# Start of Supplied information
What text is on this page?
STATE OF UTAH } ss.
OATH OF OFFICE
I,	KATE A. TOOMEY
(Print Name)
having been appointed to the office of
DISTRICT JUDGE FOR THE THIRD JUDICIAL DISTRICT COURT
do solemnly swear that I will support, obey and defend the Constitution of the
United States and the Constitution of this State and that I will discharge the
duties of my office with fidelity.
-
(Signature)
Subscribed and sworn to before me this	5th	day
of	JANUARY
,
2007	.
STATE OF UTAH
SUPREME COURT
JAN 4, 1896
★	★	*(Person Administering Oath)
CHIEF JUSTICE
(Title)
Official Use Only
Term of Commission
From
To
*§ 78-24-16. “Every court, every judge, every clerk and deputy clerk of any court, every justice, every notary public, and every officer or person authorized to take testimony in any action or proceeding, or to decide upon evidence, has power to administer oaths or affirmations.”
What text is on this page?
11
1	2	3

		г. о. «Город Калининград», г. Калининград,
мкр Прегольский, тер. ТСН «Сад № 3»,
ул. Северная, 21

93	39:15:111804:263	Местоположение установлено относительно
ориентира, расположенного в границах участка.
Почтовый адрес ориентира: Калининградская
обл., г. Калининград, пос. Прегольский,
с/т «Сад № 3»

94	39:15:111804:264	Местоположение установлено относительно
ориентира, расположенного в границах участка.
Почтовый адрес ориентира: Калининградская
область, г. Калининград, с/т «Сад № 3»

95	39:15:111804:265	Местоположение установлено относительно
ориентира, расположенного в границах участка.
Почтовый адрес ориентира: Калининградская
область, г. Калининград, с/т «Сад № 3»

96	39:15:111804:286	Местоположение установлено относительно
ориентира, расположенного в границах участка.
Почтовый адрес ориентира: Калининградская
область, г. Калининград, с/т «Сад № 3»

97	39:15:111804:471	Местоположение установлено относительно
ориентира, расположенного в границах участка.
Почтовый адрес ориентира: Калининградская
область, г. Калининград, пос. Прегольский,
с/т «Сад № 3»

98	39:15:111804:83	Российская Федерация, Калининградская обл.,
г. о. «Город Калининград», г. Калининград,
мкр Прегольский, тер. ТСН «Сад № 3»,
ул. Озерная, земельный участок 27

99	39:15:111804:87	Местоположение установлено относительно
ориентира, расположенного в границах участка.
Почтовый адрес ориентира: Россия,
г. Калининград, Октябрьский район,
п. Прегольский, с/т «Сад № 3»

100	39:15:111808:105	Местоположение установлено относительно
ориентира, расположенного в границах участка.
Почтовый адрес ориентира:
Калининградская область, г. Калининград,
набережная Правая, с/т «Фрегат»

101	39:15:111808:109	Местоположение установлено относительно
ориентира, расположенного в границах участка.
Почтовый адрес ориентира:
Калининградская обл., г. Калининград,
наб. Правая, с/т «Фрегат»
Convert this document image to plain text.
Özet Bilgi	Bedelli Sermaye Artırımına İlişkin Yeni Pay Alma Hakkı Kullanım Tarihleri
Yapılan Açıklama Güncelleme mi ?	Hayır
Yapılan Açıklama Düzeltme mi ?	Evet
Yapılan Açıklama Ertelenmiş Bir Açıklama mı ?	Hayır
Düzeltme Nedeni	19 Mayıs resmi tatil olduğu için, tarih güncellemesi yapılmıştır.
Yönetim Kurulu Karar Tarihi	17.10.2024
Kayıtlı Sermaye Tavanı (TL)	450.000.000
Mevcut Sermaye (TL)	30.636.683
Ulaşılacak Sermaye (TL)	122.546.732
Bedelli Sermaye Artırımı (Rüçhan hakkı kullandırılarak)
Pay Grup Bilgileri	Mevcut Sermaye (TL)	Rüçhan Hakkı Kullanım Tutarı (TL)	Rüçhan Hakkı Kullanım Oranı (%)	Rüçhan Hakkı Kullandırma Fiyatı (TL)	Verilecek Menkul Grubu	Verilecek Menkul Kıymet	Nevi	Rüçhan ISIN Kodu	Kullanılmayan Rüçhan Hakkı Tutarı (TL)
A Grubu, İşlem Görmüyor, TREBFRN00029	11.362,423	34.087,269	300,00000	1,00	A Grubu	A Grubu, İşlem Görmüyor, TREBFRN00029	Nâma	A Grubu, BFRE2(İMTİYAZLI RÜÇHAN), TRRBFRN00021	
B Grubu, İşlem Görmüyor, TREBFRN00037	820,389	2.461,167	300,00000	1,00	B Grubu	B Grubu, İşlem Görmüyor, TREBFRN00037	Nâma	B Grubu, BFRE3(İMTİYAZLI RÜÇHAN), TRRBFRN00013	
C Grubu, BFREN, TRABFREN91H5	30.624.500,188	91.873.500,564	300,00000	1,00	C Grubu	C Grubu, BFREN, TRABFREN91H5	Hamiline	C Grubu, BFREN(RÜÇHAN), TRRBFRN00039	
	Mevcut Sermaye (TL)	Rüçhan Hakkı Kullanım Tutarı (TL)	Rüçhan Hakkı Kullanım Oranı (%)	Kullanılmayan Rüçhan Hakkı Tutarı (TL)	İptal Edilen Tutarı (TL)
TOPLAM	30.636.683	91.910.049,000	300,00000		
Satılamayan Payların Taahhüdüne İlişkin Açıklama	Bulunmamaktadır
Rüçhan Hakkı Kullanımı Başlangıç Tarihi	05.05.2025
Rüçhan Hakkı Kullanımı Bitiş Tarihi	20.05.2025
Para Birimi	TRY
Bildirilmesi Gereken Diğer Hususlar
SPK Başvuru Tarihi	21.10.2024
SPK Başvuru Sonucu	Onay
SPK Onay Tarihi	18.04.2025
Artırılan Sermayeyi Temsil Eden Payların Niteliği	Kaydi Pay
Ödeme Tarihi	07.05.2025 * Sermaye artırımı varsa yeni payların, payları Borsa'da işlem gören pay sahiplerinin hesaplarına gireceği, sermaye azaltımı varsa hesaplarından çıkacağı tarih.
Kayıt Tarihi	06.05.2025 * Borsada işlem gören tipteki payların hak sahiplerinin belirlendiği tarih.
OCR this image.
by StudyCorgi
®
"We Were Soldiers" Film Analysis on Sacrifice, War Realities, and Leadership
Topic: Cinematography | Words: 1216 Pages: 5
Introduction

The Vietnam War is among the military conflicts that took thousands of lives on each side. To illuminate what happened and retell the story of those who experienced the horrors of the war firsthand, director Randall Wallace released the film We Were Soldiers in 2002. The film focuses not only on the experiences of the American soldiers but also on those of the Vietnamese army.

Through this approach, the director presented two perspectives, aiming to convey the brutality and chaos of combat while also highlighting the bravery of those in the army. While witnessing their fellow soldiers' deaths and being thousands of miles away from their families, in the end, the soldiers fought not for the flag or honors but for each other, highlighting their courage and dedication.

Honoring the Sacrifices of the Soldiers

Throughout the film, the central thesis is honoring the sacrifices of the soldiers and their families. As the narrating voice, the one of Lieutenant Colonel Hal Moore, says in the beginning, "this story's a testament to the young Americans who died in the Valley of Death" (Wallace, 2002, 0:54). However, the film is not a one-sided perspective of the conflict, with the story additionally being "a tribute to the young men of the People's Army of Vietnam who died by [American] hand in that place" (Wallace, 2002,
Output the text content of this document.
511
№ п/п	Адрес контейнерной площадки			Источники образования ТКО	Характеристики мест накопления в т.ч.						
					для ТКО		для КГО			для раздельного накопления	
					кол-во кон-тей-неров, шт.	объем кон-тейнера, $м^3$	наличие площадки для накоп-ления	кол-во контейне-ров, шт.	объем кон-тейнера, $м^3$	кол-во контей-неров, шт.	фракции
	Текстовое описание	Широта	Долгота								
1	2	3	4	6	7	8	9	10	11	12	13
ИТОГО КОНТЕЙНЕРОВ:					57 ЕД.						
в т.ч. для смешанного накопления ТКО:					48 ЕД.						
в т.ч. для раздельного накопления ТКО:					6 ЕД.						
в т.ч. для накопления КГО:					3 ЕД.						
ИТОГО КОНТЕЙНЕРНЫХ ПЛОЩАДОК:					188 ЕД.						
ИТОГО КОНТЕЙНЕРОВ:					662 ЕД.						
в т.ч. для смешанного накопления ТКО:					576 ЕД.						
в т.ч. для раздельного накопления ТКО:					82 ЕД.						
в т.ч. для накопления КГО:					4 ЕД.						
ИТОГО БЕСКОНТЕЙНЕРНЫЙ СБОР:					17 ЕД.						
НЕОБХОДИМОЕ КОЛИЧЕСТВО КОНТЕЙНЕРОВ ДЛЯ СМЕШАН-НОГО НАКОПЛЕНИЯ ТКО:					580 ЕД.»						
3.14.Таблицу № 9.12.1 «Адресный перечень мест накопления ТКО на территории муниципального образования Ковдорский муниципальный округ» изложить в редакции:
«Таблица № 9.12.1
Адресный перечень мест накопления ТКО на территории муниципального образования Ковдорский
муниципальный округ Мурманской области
# End of Supplied information
▸ **What is needed**: Locate the lines above that contain "document" and copy them.

▸ **Result of this exercise**:
Convert this document image to plain text.
Output the text content of this document.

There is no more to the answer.